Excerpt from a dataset
::::::::::
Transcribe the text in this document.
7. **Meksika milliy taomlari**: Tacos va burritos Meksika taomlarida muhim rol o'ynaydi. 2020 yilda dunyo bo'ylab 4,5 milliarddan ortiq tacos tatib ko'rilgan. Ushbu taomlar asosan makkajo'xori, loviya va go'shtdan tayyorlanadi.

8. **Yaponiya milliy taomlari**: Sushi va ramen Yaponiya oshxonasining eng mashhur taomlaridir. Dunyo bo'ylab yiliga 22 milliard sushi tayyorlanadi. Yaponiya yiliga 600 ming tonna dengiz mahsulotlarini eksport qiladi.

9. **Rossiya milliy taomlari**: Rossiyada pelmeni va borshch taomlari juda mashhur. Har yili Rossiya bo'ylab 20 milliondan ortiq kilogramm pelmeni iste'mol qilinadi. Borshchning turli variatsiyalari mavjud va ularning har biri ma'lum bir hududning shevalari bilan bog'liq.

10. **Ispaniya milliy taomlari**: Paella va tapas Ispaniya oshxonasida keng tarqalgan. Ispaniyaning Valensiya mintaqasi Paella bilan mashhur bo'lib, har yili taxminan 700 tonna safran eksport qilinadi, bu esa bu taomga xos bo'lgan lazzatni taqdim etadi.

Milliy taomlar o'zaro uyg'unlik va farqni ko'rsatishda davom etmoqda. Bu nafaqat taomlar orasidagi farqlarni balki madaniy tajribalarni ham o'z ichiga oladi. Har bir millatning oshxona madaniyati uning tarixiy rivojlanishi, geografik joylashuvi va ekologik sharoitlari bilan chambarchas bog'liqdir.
::::::::::
Exercise goal ▸ Restate the data above exactly, keeping each word as it stands.

Completed task ▸
Transcribe the text in this document.
7. **Meksika milliy taomlari**: Tacos va burritos Meksika taomlarida muhim rol o'ynaydi. 2020 yilda dunyo bo'ylab 4,5 milliarddan ortiq tacos tatib ko'rilgan. Ushbu taomlar asosan makkajo'xori, loviya va go'shtdan tayyorlanadi.

8. **Yaponiya milliy taomlari**: Sushi va ramen Yaponiya oshxonasining eng mashhur taomlaridir. Dunyo bo'ylab yiliga 22 milliard sushi tayyorlanadi. Yaponiya yiliga 600 ming tonna dengiz mahsulotlarini eksport qiladi.

9. **Rossiya milliy taomlari**: Rossiyada pelmeni va borshch taomlari juda mashhur. Har yili Rossiya bo'ylab 20 milliondan ortiq kilogramm pelmeni iste'mol qilinadi. Borshchning turli variatsiyalari mavjud va ularning har biri ma'lum bir hududning shevalari bilan bog'liq.

10. **Ispaniya milliy taomlari**: Paella va tapas Ispaniya oshxonasida keng tarqalgan. Ispaniyaning Valensiya mintaqasi Paella bilan mashhur bo'lib, har yili taxminan 700 tonna safran eksport qilinadi, bu esa bu taomga xos bo'lgan lazzatni taqdim etadi.

Milliy taomlar o'zaro uyg'unlik va farqni ko'rsatishda davom etmoqda. Bu nafaqat taomlar orasidagi farqlarni balki madaniy tajribalarni ham o'z ichiga oladi. Har bir millatning oshxona madaniyati uning tarixiy rivojlanishi, geografik joylashuvi va ekologik sharoitlari bilan chambarchas bog'liqdir.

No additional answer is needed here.